BEGIN
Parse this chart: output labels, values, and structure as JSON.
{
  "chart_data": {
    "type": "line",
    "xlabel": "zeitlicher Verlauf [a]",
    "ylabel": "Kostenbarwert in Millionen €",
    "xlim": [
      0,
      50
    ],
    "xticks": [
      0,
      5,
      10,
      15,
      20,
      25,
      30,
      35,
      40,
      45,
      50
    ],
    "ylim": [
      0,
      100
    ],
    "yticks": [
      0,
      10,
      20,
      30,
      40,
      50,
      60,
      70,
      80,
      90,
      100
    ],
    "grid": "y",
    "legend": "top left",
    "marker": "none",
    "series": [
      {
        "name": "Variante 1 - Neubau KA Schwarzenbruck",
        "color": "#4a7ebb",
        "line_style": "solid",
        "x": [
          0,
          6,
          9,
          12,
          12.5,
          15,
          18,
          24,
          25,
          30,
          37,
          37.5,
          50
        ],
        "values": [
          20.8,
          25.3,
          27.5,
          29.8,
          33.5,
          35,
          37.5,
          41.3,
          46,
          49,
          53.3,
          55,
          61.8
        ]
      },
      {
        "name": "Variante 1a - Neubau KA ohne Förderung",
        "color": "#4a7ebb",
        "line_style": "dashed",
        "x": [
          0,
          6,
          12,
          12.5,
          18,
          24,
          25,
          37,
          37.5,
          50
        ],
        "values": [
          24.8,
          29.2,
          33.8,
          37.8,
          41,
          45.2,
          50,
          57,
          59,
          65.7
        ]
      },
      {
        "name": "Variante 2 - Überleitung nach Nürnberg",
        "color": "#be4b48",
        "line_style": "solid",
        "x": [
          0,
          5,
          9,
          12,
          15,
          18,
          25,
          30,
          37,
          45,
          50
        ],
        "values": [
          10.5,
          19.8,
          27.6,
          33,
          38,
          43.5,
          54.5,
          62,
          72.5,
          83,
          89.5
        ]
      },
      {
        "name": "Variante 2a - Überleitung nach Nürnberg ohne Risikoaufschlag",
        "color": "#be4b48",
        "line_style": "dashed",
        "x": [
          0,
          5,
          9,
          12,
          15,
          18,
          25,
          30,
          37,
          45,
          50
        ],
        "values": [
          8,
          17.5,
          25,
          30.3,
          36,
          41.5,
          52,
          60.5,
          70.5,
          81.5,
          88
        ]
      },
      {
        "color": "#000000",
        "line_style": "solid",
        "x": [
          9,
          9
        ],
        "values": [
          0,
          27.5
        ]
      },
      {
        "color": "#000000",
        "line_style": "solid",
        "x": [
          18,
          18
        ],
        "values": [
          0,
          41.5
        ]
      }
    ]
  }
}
END
Task prompt: Your task is to retype all the records above with nothing left out.

Task output:
Parse this chart: output labels, values, and structure as JSON.
{
  "chart_data": {
    "type": "line",
    "xlabel": "zeitlicher Verlauf [a]",
    "ylabel": "Kostenbarwert in Millionen €",
    "xlim": [
      0,
      50
    ],
    "xticks": [
      0,
      5,
      10,
      15,
      20,
      25,
      30,
      35,
      40,
      45,
      50
    ],
    "ylim": [
      0,
      100
    ],
    "yticks": [
      0,
      10,
      20,
      30,
      40,
      50,
      60,
      70,
      80,
      90,
      100
    ],
    "grid": "y",
    "legend": "top left",
    "marker": "none",
    "series": [
      {
        "name": "Variante 1 - Neubau KA Schwarzenbruck",
        "color": "#4a7ebb",
        "line_style": "solid",
        "x": [
          0,
          6,
          9,
          12,
          12.5,
          15,
          18,
          24,
          25,
          30,
          37,
          37.5,
          50
        ],
        "values": [
          20.8,
          25.3,
          27.5,
          29.8,
          33.5,
          35,
          37.5,
          41.3,
          46,
          49,
          53.3,
          55,
          61.8
        ]
      },
      {
        "name": "Variante 1a - Neubau KA ohne Förderung",
        "color": "#4a7ebb",
        "line_style": "dashed",
        "x": [
          0,
          6,
          12,
          12.5,
          18,
          24,
          25,
          37,
          37.5,
          50
        ],
        "values": [
          24.8,
          29.2,
          33.8,
          37.8,
          41,
          45.2,
          50,
          57,
          59,
          65.7
        ]
      },
      {
        "name": "Variante 2 - Überleitung nach Nürnberg",
        "color": "#be4b48",
        "line_style": "solid",
        "x": [
          0,
          5,
          9,
          12,
          15,
          18,
          25,
          30,
          37,
          45,
          50
        ],
        "values": [
          10.5,
          19.8,
          27.6,
          33,
          38,
          43.5,
          54.5,
          62,
          72.5,
          83,
          89.5
        ]
      },
      {
        "name": "Variante 2a - Überleitung nach Nürnberg ohne Risikoaufschlag",
        "color": "#be4b48",
        "line_style": "dashed",
        "x": [
          0,
          5,
          9,
          12,
          15,
          18,
          25,
          30,
          37,
          45,
          50
        ],
        "values": [
          8,
          17.5,
          25,
          30.3,
          36,
          41.5,
          52,
          60.5,
          70.5,
          81.5,
          88
        ]
      },
      {
        "color": "#000000",
        "line_style": "solid",
        "x": [
          9,
          9
        ],
        "values": [
          0,
          27.5
        ]
      },
      {
        "color": "#000000",
        "line_style": "solid",
        "x": [
          18,
          18
        ],
        "values": [
          0,
          41.5
        ]
      }
    ]
  }
}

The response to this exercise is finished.